══ DATA LISTING ══

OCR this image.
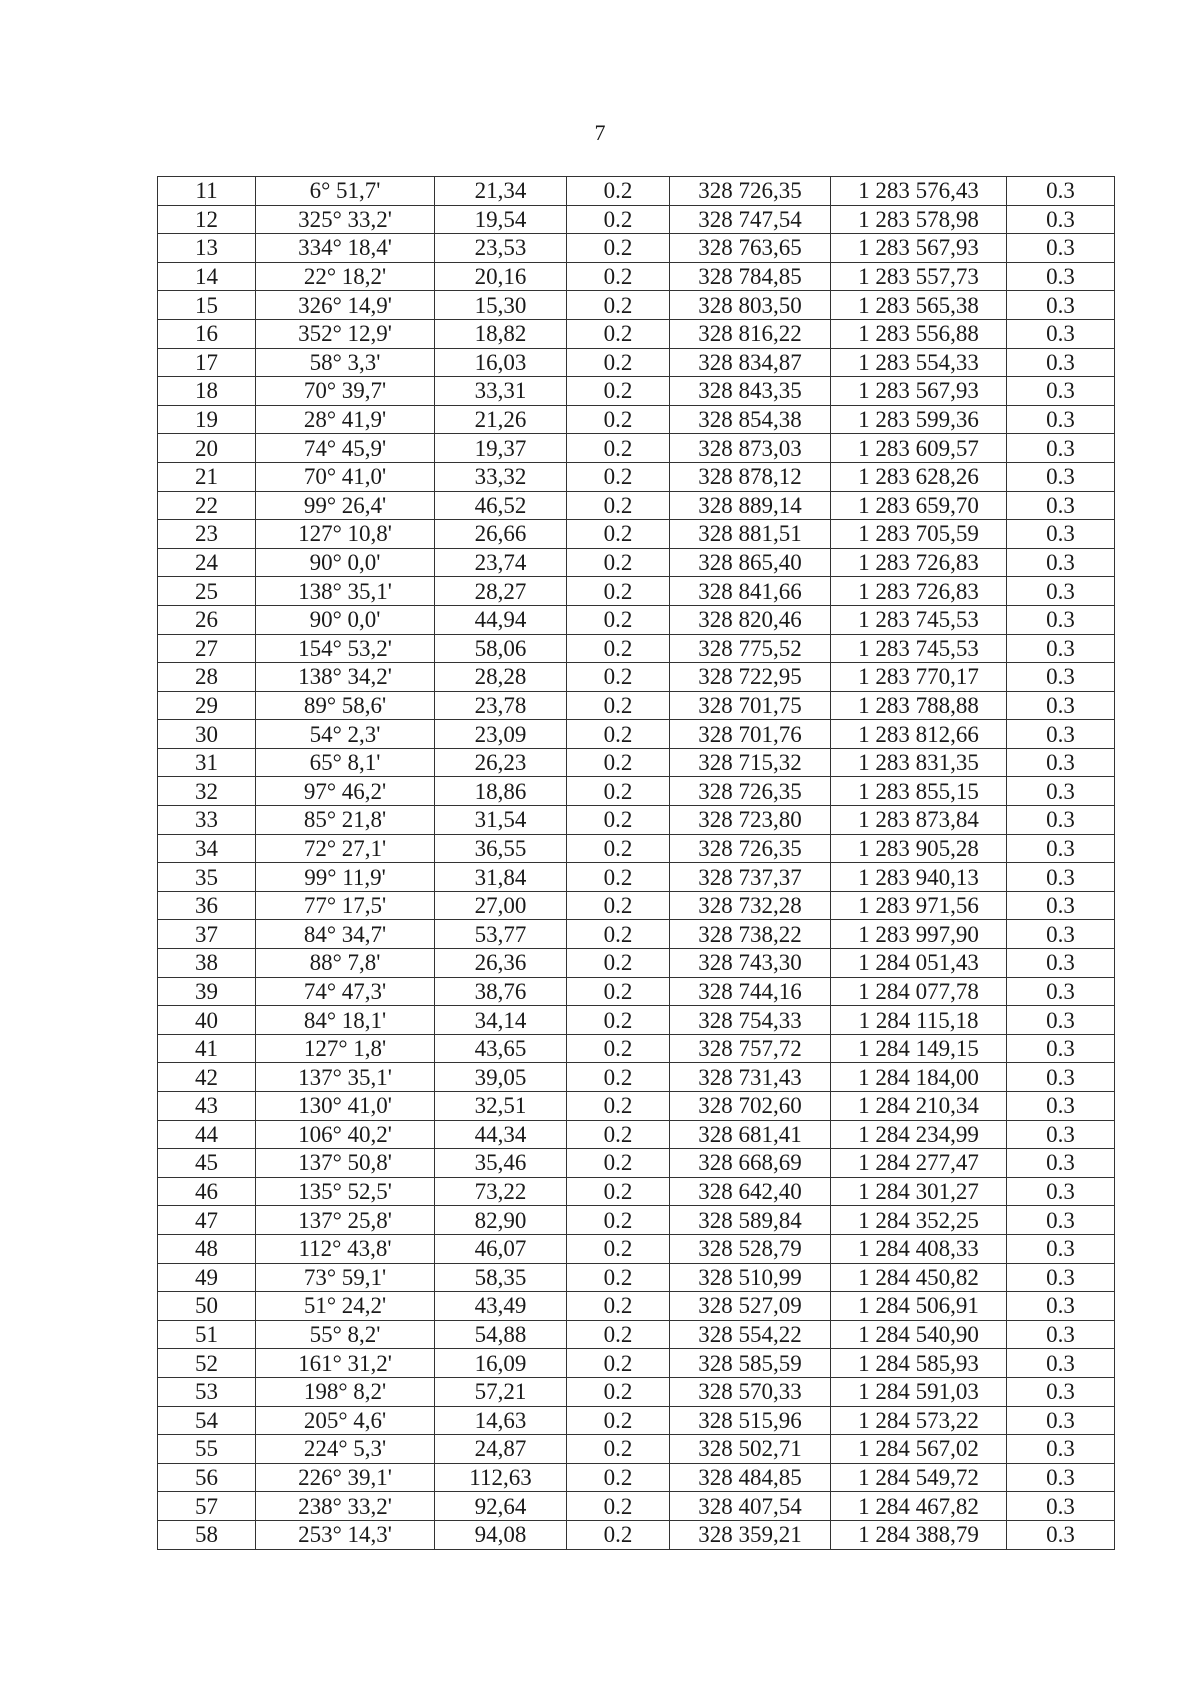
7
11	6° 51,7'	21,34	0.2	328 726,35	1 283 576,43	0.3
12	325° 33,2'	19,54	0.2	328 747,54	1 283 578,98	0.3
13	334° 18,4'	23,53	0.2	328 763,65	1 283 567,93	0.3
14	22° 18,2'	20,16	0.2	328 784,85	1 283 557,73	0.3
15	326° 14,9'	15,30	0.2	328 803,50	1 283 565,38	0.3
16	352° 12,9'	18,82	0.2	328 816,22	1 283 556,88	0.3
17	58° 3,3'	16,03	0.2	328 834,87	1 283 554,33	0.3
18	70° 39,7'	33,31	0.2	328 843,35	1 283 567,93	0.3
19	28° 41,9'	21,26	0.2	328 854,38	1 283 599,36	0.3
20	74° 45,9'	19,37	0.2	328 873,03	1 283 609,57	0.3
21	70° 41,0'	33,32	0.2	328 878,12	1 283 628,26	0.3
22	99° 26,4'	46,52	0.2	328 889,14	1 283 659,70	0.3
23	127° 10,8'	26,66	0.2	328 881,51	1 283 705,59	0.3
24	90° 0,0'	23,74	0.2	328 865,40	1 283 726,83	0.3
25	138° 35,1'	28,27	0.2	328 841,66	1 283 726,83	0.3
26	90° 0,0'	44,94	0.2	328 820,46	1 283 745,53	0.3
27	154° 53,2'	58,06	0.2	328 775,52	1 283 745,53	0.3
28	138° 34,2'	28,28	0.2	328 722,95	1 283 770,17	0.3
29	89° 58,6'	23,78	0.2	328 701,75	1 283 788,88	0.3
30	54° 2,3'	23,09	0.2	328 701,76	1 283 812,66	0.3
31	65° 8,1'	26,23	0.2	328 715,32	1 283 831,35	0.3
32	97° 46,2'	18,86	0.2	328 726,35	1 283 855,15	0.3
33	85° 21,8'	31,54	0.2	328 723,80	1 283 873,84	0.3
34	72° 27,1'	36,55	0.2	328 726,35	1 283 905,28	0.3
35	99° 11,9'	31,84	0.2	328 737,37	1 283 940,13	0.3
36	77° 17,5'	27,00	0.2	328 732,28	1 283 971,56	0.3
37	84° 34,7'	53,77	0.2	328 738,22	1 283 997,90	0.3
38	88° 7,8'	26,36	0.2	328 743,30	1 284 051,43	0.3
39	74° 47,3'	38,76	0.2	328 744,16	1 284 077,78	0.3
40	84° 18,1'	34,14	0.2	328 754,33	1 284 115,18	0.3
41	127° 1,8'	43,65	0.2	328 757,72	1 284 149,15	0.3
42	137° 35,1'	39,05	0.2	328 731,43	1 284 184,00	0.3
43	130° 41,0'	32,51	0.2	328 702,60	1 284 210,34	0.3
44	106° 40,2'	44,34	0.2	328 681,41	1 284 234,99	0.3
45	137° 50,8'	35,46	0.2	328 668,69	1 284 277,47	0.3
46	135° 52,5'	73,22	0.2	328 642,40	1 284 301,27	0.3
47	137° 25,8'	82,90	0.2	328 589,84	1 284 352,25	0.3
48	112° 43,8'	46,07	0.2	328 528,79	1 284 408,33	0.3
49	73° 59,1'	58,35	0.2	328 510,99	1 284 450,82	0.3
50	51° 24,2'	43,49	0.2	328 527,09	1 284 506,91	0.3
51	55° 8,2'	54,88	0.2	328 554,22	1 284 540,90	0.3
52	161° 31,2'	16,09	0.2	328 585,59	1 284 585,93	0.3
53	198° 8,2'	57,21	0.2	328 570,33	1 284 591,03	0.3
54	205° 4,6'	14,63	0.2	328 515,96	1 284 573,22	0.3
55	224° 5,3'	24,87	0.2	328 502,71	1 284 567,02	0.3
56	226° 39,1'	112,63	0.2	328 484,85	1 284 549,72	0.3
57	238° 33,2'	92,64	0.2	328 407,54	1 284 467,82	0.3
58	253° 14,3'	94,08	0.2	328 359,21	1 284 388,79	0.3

═══
══ DATA LISTING ══

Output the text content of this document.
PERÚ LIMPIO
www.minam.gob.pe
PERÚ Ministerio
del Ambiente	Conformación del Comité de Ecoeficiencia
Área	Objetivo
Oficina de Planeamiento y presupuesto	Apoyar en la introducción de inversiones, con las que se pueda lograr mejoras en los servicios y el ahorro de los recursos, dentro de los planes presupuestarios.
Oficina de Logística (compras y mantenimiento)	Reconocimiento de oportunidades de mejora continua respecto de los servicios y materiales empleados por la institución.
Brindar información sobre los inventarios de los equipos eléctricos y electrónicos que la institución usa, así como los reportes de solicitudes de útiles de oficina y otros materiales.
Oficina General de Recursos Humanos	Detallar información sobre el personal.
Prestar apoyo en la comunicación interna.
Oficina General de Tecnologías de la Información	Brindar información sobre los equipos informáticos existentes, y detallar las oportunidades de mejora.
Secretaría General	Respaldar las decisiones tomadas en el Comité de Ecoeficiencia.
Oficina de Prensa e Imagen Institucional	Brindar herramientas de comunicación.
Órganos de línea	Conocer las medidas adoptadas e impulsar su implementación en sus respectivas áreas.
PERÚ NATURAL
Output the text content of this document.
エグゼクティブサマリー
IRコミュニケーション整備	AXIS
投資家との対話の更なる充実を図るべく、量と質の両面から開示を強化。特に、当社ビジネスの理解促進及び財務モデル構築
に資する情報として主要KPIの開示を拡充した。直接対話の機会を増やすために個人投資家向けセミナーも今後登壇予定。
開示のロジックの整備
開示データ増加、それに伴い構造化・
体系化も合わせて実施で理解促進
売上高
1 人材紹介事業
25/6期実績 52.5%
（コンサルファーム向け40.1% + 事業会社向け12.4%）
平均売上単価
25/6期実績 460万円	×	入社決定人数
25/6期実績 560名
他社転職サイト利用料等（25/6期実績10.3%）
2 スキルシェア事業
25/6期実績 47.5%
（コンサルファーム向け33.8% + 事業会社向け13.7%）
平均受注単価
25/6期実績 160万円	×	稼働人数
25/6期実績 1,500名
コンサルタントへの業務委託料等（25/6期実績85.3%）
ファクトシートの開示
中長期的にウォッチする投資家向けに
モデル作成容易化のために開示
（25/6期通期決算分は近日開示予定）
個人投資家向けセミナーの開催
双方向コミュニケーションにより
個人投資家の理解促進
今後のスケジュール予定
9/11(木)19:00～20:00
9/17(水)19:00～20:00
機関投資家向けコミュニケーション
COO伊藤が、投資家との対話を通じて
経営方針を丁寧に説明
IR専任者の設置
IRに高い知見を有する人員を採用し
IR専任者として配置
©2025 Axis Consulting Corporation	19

═══
══ DATA LISTING ══

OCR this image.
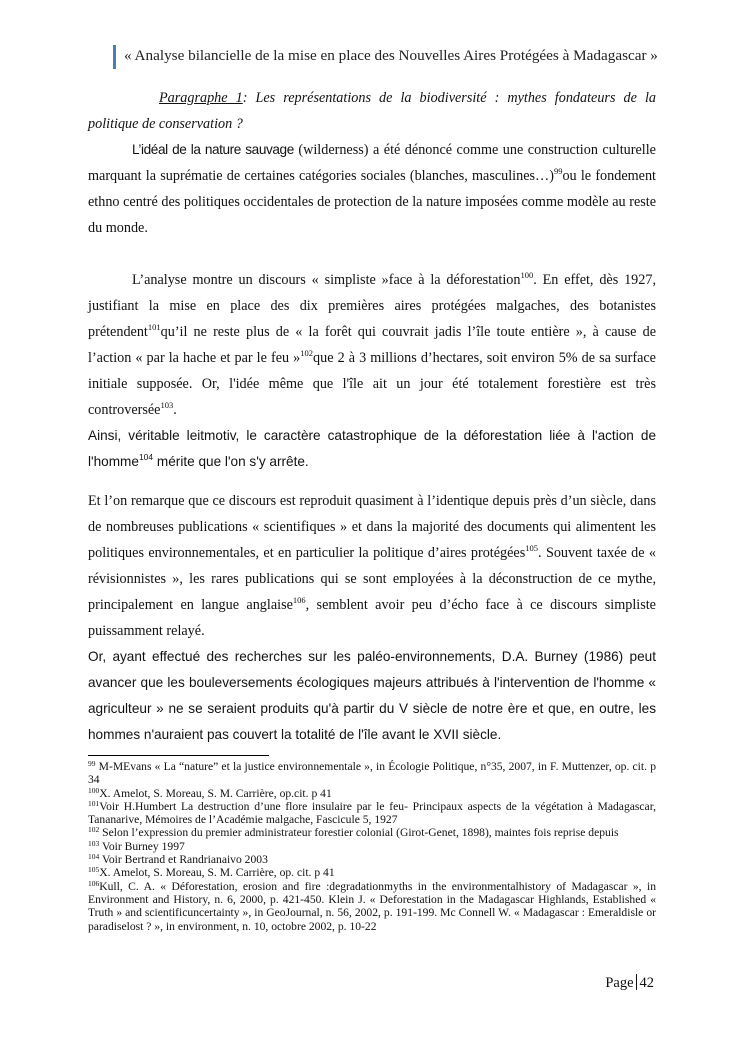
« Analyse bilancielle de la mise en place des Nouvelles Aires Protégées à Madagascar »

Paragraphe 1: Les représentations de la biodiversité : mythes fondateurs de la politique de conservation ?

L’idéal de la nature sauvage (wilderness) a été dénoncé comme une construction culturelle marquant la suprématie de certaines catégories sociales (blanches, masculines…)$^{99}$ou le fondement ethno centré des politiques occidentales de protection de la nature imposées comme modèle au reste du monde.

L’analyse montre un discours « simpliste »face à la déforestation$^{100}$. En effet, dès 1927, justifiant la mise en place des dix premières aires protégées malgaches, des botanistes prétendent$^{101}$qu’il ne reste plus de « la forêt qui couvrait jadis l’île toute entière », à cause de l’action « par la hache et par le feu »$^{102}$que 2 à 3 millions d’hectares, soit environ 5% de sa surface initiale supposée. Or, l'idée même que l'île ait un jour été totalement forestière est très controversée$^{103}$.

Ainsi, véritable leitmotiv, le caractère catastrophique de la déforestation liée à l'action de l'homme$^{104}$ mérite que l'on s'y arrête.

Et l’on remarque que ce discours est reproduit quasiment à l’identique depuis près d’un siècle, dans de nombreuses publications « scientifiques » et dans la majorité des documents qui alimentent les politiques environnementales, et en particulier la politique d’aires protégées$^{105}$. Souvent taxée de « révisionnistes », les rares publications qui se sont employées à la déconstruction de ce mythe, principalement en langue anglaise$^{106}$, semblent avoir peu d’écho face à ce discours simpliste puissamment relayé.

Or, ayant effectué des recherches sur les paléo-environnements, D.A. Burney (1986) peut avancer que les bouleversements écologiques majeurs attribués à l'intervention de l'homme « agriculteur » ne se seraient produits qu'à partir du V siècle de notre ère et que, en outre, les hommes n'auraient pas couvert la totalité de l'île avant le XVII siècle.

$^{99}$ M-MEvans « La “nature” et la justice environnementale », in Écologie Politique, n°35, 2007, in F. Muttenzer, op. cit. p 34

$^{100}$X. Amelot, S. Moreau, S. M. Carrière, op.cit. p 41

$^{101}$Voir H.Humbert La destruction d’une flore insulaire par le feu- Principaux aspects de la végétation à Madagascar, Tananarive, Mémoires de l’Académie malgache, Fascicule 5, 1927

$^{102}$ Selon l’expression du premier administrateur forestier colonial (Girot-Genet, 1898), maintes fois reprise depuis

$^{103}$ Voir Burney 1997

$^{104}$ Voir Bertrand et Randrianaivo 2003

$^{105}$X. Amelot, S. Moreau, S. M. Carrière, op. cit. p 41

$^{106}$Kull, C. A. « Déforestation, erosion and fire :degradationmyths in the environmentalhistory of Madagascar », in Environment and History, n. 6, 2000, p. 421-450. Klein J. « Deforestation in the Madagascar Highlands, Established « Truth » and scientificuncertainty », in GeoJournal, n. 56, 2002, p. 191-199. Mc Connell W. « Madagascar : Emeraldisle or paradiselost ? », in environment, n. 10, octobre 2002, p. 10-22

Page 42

═══

- [REQUEST] From the listing, copy each line containing the word "oportunidades".

- [EXERCISE ANSWER]
Oficina de Logística (compras y mantenimiento)	Reconocimiento de oportunidades de mejora continua respecto de los servicios y materiales empleados por la institución.
Oficina General de Tecnologías de la Información	Brindar información sobre los equipos informáticos existentes, y detallar las oportunidades de mejora.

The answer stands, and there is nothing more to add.